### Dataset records
"""
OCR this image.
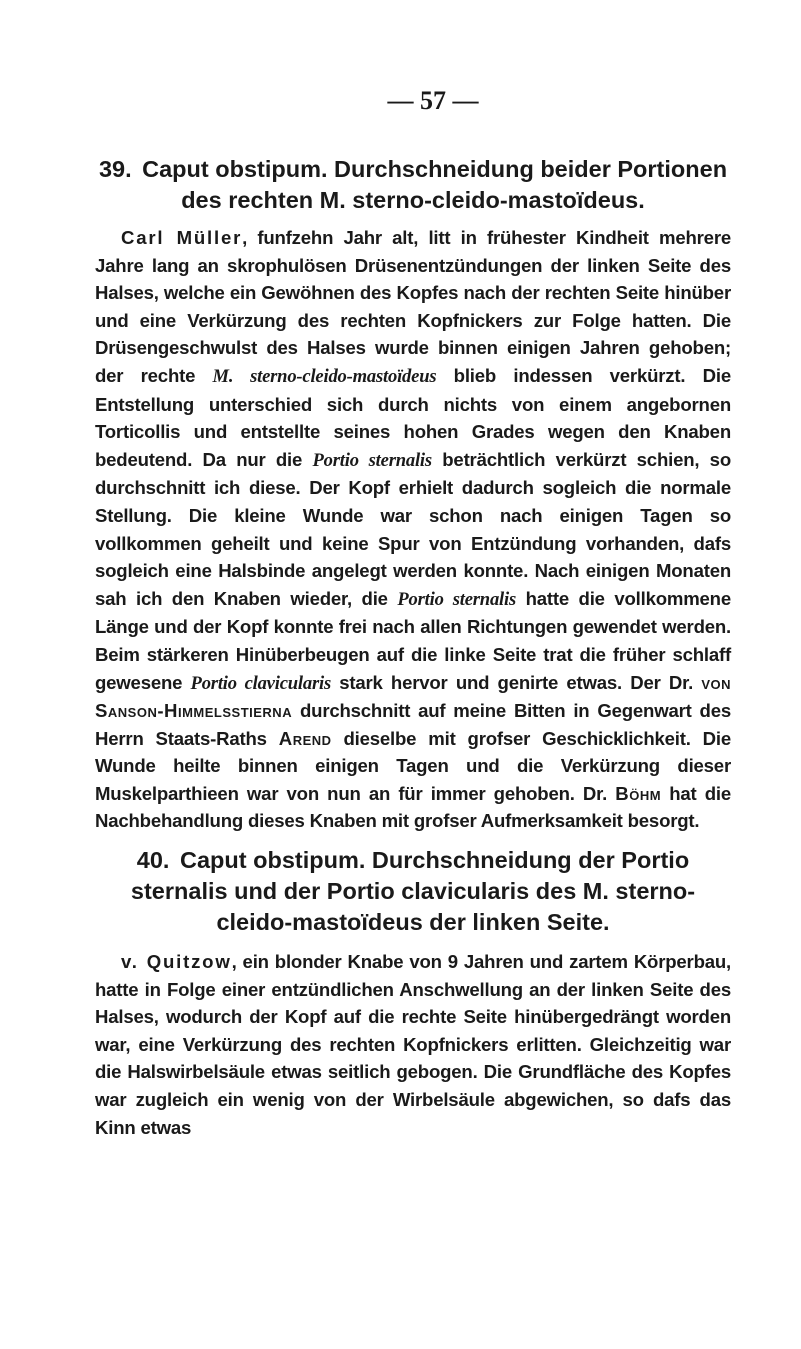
— 57 —
39. Caput obstipum. Durchschneidung beider Portionen des rechten M. sterno-cleido-mastoïdeus.

Carl Müller, funfzehn Jahr alt, litt in frühester Kindheit mehrere Jahre lang an skrophulösen Drüsenentzündungen der linken Seite des Halses, welche ein Gewöhnen des Kopfes nach der rechten Seite hinüber und eine Verkürzung des rechten Kopfnickers zur Folge hatten. Die Drüsengeschwulst des Halses wurde binnen einigen Jahren gehoben; der rechte M. sterno-cleido-mastoïdeus blieb indessen verkürzt. Die Entstellung unterschied sich durch nichts von einem angebornen Torticollis und entstellte seines hohen Grades wegen den Knaben bedeutend. Da nur die Portio sternalis beträchtlich verkürzt schien, so durchschnitt ich diese. Der Kopf erhielt dadurch sogleich die normale Stellung. Die kleine Wunde war schon nach einigen Tagen so vollkommen geheilt und keine Spur von Entzündung vorhanden, dafs sogleich eine Halsbinde angelegt werden konnte. Nach einigen Monaten sah ich den Knaben wieder, die Portio sternalis hatte die vollkommene Länge und der Kopf konnte frei nach allen Richtungen gewendet werden. Beim stärkeren Hinüberbeugen auf die linke Seite trat die früher schlaff gewesene Portio clavicularis stark hervor und genirte etwas. Der Dr. von Sanson-Himmelsstierna durchschnitt auf meine Bitten in Gegenwart des Herrn Staats-Raths Arend dieselbe mit grofser Geschicklichkeit. Die Wunde heilte binnen einigen Tagen und die Verkürzung dieser Muskelparthieen war von nun an für immer gehoben. Dr. Böhm hat die Nachbehandlung dieses Knaben mit grofser Aufmerksamkeit besorgt.

40. Caput obstipum. Durchschneidung der Portio sternalis und der Portio clavicularis des M. sterno-cleido-mastoïdeus der linken Seite.

v. Quitzow, ein blonder Knabe von 9 Jahren und zartem Körperbau, hatte in Folge einer entzündlichen Anschwellung an der linken Seite des Halses, wodurch der Kopf auf die rechte Seite hinübergedrängt worden war, eine Verkürzung des rechten Kopfnickers erlitten. Gleichzeitig war die Halswirbelsäule etwas seitlich gebogen. Die Grundfläche des Kopfes war zugleich ein wenig von der Wirbelsäule abgewichen, so dafs das Kinn etwas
"""
### Job
Return from the data every line that holds "Caput".

### Reply
39. Caput obstipum. Durchschneidung beider Portionen des rechten M. sterno-cleido-mastoïdeus.
40. Caput obstipum. Durchschneidung der Portio sternalis und der Portio clavicularis des M. sterno-cleido-mastoïdeus der linken Seite.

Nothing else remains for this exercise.